## Exercise
Go through the entries below and print each one exactly, leaving out pictures.

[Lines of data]

★ ★ ★ ★ ★ ★ ★

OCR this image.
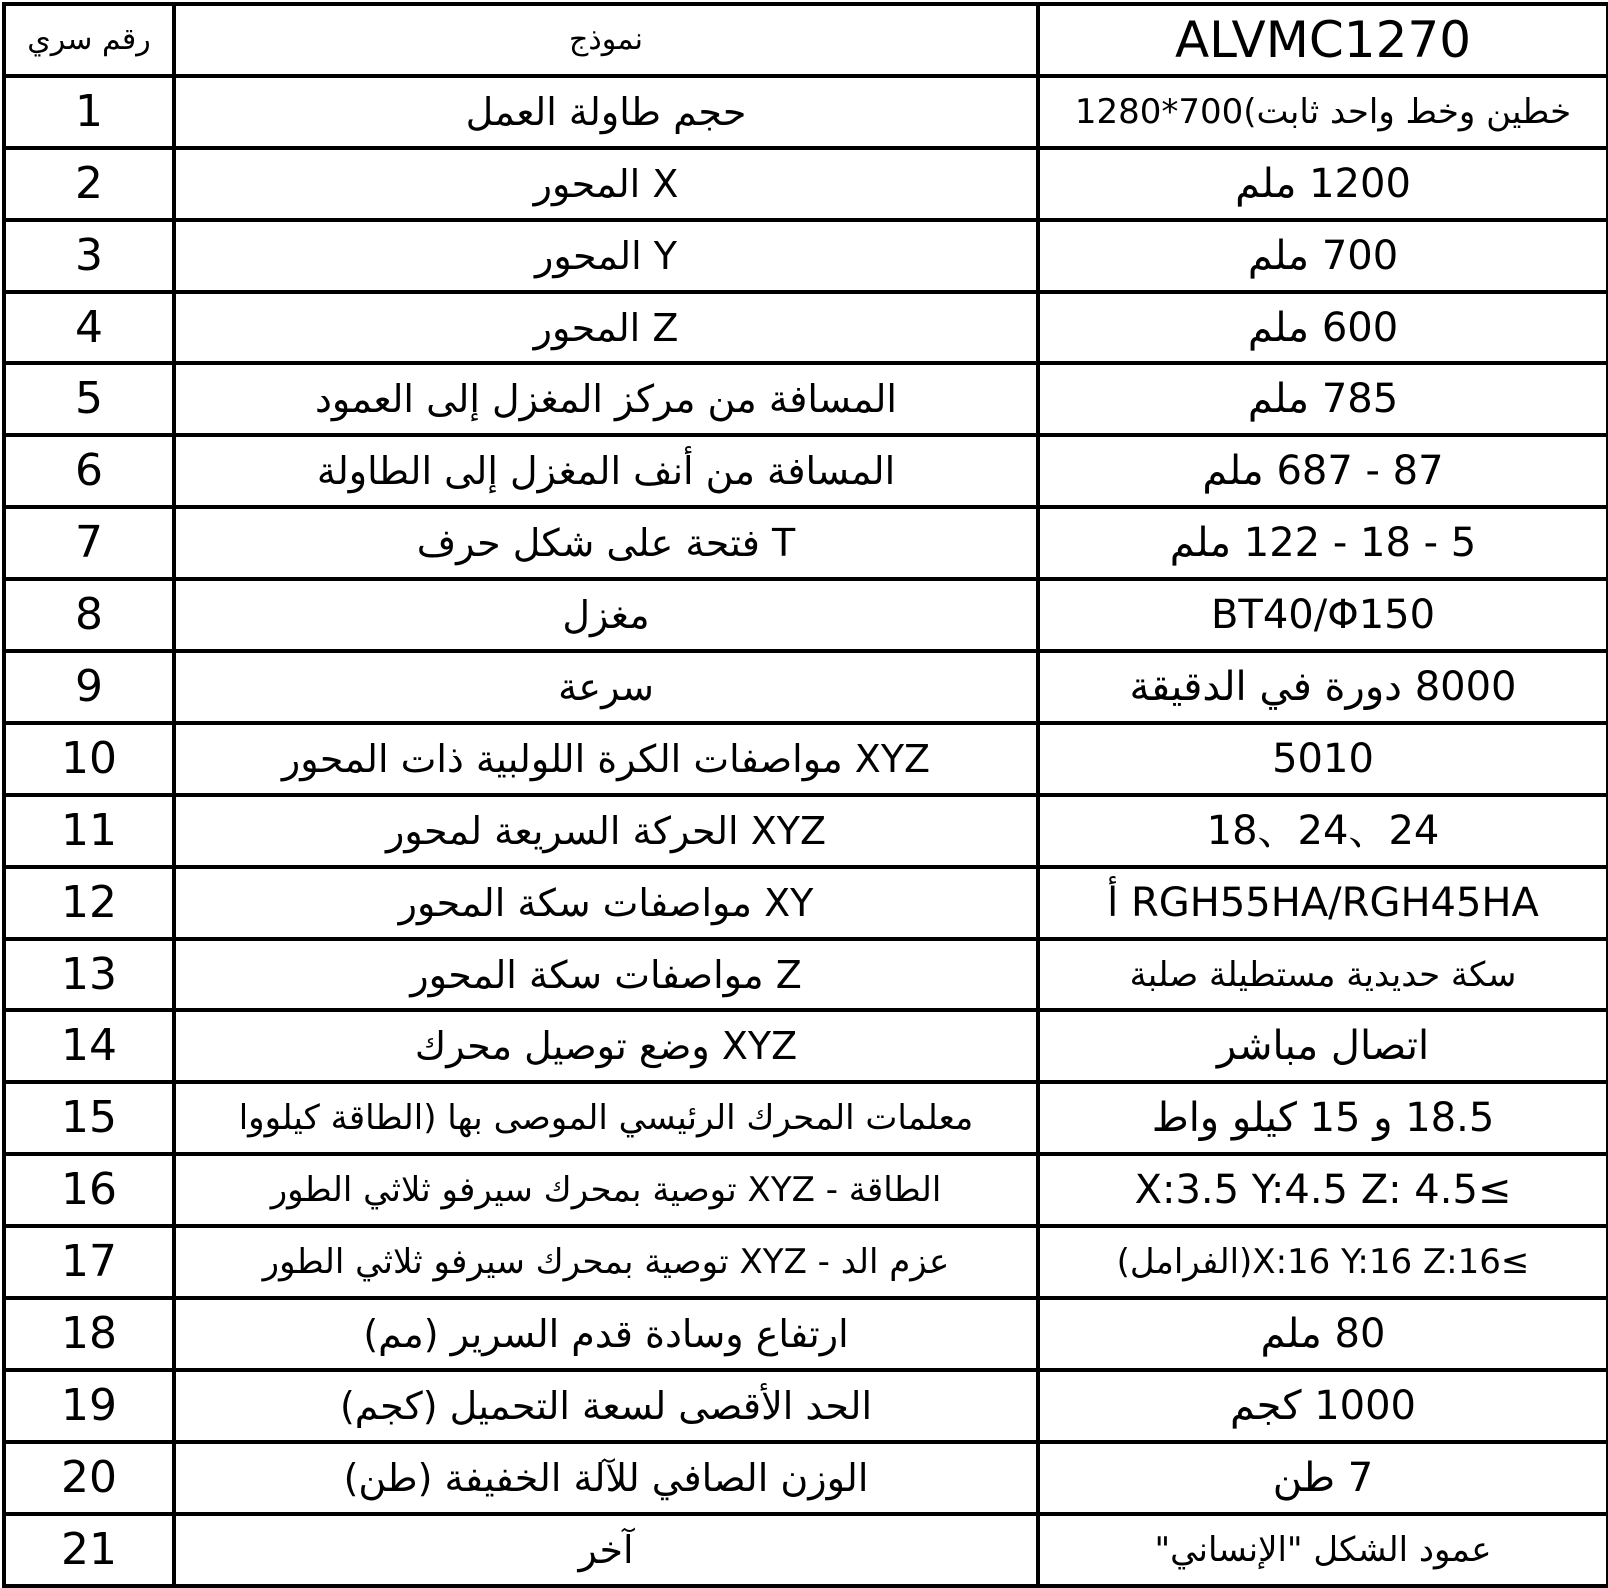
رقم سري	نموذج	ALVMC1270
1	حجم طاولة العمل	خطين وخط واحد ثابت)700*1280
2	X المحور	1200 ملم
3	Y المحور	700 ملم
4	Z المحور	600 ملم
5	المسافة من مركز المغزل إلى العمود	785 ملم
6	المسافة من أنف المغزل إلى الطاولة	87 - 687 ملم
7	T فتحة على شكل حرف	5 - 18 - 122 ملم
8	مغزل	BT40/Φ150
9	سرعة	8000 دورة في الدقيقة
10	XYZ مواصفات الكرة اللولبية ذات المحور	5010
11	XYZ الحركة السريعة لمحور	24、24、18
12	XY مواصفات سكة المحور	RGH55HA/RGH45HA أ
13	Z مواصفات سكة المحور	سكة حديدية مستطيلة صلبة
14	XYZ وضع توصيل محرك	اتصال مباشر
15	معلمات المحرك الرئيسي الموصى بها (الطاقة كيلووا	18.5 و 15 كيلو واط
16	الطاقة - XYZ توصية بمحرك سيرفو ثلاثي الطور	≥X:3.5 Y:4.5 Z: 4.5
17	عزم الد - XYZ توصية بمحرك سيرفو ثلاثي الطور	≥X:16 Y:16 Z:16(الفرامل)
18	ارتفاع وسادة قدم السرير (مم)	80 ملم
19	الحد الأقصى لسعة التحميل (كجم)	1000 كجم
20	الوزن الصافي للآلة الخفيفة (طن)	7 طن
21	آخر	عمود الشكل "الإنساني"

★ ★ ★ ★ ★ ★ ★

## The response
OCR this image.
رقم سري	نموذج	ALVMC1270
1	حجم طاولة العمل	خطين وخط واحد ثابت)700*1280
2	X المحور	1200 ملم
3	Y المحور	700 ملم
4	Z المحور	600 ملم
5	المسافة من مركز المغزل إلى العمود	785 ملم
6	المسافة من أنف المغزل إلى الطاولة	87 - 687 ملم
7	T فتحة على شكل حرف	5 - 18 - 122 ملم
8	مغزل	BT40/Φ150
9	سرعة	8000 دورة في الدقيقة
10	XYZ مواصفات الكرة اللولبية ذات المحور	5010
11	XYZ الحركة السريعة لمحور	24、24、18
12	XY مواصفات سكة المحور	RGH55HA/RGH45HA أ
13	Z مواصفات سكة المحور	سكة حديدية مستطيلة صلبة
14	XYZ وضع توصيل محرك	اتصال مباشر
15	معلمات المحرك الرئيسي الموصى بها (الطاقة كيلووا	18.5 و 15 كيلو واط
16	الطاقة - XYZ توصية بمحرك سيرفو ثلاثي الطور	≥X:3.5 Y:4.5 Z: 4.5
17	عزم الد - XYZ توصية بمحرك سيرفو ثلاثي الطور	≥X:16 Y:16 Z:16(الفرامل)
18	ارتفاع وسادة قدم السرير (مم)	80 ملم
19	الحد الأقصى لسعة التحميل (كجم)	1000 كجم
20	الوزن الصافي للآلة الخفيفة (طن)	7 طن
21	آخر	عمود الشكل "الإنساني"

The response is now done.